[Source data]
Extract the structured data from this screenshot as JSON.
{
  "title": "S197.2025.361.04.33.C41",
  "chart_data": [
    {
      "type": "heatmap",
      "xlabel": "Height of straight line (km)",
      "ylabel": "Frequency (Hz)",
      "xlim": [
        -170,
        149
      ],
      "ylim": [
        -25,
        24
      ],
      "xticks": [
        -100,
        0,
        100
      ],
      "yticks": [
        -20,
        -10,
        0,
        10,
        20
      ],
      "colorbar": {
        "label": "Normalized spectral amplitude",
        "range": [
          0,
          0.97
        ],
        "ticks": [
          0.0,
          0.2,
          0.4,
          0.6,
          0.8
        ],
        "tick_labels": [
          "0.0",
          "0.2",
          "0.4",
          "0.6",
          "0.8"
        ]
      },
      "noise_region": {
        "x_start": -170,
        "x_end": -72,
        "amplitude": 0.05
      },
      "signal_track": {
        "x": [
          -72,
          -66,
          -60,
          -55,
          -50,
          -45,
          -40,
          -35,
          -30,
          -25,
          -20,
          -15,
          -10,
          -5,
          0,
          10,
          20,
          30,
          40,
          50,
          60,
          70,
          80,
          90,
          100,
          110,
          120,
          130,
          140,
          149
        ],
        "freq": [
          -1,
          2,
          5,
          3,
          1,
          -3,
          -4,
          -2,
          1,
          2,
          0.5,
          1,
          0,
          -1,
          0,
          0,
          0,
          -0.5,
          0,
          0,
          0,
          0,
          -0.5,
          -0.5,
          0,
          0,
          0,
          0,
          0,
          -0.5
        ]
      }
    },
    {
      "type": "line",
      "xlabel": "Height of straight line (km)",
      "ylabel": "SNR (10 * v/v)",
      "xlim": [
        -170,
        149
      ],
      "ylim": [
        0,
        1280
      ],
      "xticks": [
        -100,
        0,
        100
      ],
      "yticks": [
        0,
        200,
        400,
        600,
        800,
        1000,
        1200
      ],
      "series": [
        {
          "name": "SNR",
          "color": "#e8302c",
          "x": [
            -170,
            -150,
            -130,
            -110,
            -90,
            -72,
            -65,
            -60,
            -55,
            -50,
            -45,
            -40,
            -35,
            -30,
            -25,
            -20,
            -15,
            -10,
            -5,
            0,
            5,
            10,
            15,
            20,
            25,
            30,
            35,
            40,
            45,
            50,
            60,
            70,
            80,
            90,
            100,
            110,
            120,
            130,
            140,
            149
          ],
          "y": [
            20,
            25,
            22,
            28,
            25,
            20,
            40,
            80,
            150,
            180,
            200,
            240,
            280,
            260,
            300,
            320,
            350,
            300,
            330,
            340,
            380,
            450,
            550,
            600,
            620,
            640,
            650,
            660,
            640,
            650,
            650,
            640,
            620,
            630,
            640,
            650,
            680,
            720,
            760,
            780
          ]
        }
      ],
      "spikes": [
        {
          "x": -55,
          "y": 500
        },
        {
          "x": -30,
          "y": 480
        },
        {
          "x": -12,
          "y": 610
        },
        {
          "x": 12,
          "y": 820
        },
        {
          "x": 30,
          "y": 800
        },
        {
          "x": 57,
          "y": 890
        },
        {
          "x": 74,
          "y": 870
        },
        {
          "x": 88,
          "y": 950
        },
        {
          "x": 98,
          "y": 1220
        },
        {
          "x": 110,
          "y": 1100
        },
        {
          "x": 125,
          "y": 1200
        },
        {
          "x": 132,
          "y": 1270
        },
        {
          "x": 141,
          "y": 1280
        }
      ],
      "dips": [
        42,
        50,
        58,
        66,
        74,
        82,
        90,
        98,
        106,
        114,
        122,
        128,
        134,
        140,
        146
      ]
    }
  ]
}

--- THE PROBLEM ---
All of the material above needs to be retyped word for word.

--- CORRECT ANSWER ---
Extract the structured data from this screenshot as JSON.
{
  "title": "S197.2025.361.04.33.C41",
  "chart_data": [
    {
      "type": "heatmap",
      "xlabel": "Height of straight line (km)",
      "ylabel": "Frequency (Hz)",
      "xlim": [
        -170,
        149
      ],
      "ylim": [
        -25,
        24
      ],
      "xticks": [
        -100,
        0,
        100
      ],
      "yticks": [
        -20,
        -10,
        0,
        10,
        20
      ],
      "colorbar": {
        "label": "Normalized spectral amplitude",
        "range": [
          0,
          0.97
        ],
        "ticks": [
          0.0,
          0.2,
          0.4,
          0.6,
          0.8
        ],
        "tick_labels": [
          "0.0",
          "0.2",
          "0.4",
          "0.6",
          "0.8"
        ]
      },
      "noise_region": {
        "x_start": -170,
        "x_end": -72,
        "amplitude": 0.05
      },
      "signal_track": {
        "x": [
          -72,
          -66,
          -60,
          -55,
          -50,
          -45,
          -40,
          -35,
          -30,
          -25,
          -20,
          -15,
          -10,
          -5,
          0,
          10,
          20,
          30,
          40,
          50,
          60,
          70,
          80,
          90,
          100,
          110,
          120,
          130,
          140,
          149
        ],
        "freq": [
          -1,
          2,
          5,
          3,
          1,
          -3,
          -4,
          -2,
          1,
          2,
          0.5,
          1,
          0,
          -1,
          0,
          0,
          0,
          -0.5,
          0,
          0,
          0,
          0,
          -0.5,
          -0.5,
          0,
          0,
          0,
          0,
          0,
          -0.5
        ]
      }
    },
    {
      "type": "line",
      "xlabel": "Height of straight line (km)",
      "ylabel": "SNR (10 * v/v)",
      "xlim": [
        -170,
        149
      ],
      "ylim": [
        0,
        1280
      ],
      "xticks": [
        -100,
        0,
        100
      ],
      "yticks": [
        0,
        200,
        400,
        600,
        800,
        1000,
        1200
      ],
      "series": [
        {
          "name": "SNR",
          "color": "#e8302c",
          "x": [
            -170,
            -150,
            -130,
            -110,
            -90,
            -72,
            -65,
            -60,
            -55,
            -50,
            -45,
            -40,
            -35,
            -30,
            -25,
            -20,
            -15,
            -10,
            -5,
            0,
            5,
            10,
            15,
            20,
            25,
            30,
            35,
            40,
            45,
            50,
            60,
            70,
            80,
            90,
            100,
            110,
            120,
            130,
            140,
            149
          ],
          "y": [
            20,
            25,
            22,
            28,
            25,
            20,
            40,
            80,
            150,
            180,
            200,
            240,
            280,
            260,
            300,
            320,
            350,
            300,
            330,
            340,
            380,
            450,
            550,
            600,
            620,
            640,
            650,
            660,
            640,
            650,
            650,
            640,
            620,
            630,
            640,
            650,
            680,
            720,
            760,
            780
          ]
        }
      ],
      "spikes": [
        {
          "x": -55,
          "y": 500
        },
        {
          "x": -30,
          "y": 480
        },
        {
          "x": -12,
          "y": 610
        },
        {
          "x": 12,
          "y": 820
        },
        {
          "x": 30,
          "y": 800
        },
        {
          "x": 57,
          "y": 890
        },
        {
          "x": 74,
          "y": 870
        },
        {
          "x": 88,
          "y": 950
        },
        {
          "x": 98,
          "y": 1220
        },
        {
          "x": 110,
          "y": 1100
        },
        {
          "x": 125,
          "y": 1200
        },
        {
          "x": 132,
          "y": 1270
        },
        {
          "x": 141,
          "y": 1280
        }
      ],
      "dips": [
        42,
        50,
        58,
        66,
        74,
        82,
        90,
        98,
        106,
        114,
        122,
        128,
        134,
        140,
        146
      ]
    }
  ]
}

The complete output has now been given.